# The problem
Examine the records and identify each line that includes the string "name". Copy those lines.

# Material to process

-.-.-

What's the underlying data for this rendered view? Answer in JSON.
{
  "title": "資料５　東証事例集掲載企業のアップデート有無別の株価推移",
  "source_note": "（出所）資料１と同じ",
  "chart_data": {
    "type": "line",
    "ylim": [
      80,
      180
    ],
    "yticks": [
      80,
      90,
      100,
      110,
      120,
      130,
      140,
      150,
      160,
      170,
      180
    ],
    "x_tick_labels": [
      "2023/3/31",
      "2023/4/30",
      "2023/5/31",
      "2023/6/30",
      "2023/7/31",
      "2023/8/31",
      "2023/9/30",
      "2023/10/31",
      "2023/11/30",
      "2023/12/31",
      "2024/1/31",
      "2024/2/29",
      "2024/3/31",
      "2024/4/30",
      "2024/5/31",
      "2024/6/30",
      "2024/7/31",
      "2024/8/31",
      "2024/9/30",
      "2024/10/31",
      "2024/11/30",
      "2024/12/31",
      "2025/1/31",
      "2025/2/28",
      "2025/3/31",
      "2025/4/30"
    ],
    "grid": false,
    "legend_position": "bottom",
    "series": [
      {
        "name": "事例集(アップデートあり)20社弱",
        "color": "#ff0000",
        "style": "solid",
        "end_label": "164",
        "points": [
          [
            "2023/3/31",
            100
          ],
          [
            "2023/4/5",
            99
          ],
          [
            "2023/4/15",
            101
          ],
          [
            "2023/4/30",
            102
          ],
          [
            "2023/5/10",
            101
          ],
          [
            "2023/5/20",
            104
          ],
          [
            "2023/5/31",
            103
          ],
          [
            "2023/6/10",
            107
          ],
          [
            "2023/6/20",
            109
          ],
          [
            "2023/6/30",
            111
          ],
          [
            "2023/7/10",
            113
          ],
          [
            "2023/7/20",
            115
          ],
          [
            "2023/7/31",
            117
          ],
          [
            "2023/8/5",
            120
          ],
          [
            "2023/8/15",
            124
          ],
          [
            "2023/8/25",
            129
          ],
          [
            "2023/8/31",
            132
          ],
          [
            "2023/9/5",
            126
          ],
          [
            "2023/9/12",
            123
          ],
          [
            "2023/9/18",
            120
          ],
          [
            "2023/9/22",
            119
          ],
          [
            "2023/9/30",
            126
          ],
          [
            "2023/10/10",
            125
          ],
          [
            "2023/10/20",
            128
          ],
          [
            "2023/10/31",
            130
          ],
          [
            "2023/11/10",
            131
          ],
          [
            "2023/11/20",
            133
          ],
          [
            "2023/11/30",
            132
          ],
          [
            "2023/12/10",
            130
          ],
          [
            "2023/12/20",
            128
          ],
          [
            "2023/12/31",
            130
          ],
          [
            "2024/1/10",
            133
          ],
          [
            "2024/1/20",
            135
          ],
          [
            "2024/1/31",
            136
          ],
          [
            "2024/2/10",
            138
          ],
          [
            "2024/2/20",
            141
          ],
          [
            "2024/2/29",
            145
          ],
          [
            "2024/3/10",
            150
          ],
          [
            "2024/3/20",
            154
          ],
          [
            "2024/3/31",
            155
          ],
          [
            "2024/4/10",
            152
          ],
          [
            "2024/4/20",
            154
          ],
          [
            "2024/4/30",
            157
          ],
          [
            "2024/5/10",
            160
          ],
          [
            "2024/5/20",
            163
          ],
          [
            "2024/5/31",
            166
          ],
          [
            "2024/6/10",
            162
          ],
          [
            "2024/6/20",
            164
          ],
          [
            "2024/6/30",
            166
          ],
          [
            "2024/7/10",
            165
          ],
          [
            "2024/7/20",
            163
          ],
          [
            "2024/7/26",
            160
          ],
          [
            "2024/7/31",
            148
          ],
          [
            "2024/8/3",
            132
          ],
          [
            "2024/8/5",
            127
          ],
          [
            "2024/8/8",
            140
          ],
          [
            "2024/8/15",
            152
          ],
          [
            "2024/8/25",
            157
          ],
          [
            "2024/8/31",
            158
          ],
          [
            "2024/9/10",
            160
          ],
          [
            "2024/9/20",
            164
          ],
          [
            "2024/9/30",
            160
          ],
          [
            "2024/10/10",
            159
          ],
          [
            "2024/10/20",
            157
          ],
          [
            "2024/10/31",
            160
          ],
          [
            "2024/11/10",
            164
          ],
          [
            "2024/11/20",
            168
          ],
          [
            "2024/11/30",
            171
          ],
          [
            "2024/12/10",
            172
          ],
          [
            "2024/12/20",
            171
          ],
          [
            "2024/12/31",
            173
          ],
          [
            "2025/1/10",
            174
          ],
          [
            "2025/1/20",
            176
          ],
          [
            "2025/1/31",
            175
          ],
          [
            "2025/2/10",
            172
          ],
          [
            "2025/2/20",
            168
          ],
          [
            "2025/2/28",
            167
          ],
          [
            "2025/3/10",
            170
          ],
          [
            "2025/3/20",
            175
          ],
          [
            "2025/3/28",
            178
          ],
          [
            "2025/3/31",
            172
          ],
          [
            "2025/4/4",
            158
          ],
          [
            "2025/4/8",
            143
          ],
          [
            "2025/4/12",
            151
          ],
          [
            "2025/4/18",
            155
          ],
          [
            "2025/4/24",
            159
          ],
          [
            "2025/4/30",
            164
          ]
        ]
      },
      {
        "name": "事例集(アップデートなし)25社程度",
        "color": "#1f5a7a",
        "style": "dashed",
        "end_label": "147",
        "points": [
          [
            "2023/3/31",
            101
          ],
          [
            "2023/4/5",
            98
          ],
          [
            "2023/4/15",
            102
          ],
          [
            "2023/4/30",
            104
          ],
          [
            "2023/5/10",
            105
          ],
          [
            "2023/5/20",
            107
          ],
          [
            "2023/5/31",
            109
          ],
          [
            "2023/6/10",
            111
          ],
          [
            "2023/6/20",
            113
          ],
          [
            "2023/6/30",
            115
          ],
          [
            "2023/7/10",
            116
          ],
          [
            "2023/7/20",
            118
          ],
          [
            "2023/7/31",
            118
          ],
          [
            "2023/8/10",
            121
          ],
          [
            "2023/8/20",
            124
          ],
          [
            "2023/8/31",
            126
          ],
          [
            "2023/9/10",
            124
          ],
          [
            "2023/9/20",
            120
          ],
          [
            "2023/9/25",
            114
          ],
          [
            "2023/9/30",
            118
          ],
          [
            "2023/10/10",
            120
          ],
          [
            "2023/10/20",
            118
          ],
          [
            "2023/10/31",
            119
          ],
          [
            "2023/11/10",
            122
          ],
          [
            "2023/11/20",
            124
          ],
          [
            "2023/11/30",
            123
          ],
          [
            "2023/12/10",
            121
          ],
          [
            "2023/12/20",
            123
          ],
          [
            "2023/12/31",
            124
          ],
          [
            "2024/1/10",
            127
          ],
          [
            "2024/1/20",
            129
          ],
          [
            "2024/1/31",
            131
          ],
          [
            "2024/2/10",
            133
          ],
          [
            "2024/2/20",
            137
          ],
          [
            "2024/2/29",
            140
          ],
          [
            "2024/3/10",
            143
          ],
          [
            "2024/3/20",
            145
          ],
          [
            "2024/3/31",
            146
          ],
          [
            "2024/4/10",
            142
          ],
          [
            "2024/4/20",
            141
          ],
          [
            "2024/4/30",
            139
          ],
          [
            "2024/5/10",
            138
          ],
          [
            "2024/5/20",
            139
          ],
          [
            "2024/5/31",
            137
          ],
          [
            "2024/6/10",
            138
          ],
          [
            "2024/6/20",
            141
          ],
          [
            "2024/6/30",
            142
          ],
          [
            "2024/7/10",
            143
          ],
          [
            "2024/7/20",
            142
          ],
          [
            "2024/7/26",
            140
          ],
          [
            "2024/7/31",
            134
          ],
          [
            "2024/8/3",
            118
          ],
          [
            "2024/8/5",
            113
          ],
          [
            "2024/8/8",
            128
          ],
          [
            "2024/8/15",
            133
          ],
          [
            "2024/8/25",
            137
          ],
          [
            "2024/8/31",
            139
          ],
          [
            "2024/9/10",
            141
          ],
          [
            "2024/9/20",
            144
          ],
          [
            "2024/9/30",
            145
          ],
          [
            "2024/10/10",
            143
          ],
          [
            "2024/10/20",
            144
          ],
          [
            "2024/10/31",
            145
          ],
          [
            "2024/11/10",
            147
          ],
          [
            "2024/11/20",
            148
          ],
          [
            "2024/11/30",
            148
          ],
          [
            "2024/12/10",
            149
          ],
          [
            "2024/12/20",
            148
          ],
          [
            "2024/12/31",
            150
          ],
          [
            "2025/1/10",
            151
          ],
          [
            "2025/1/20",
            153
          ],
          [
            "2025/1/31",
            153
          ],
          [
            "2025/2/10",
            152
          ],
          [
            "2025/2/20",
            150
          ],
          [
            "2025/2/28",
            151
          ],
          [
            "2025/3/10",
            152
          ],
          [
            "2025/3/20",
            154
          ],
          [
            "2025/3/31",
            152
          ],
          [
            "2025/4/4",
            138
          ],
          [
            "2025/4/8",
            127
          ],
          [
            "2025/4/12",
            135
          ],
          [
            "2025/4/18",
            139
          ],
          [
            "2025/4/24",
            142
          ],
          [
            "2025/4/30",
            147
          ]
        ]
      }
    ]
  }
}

-.-.-

# Finished task
        "name": "事例集(アップデートあり)20社弱",
        "name": "事例集(アップデートなし)25社程度",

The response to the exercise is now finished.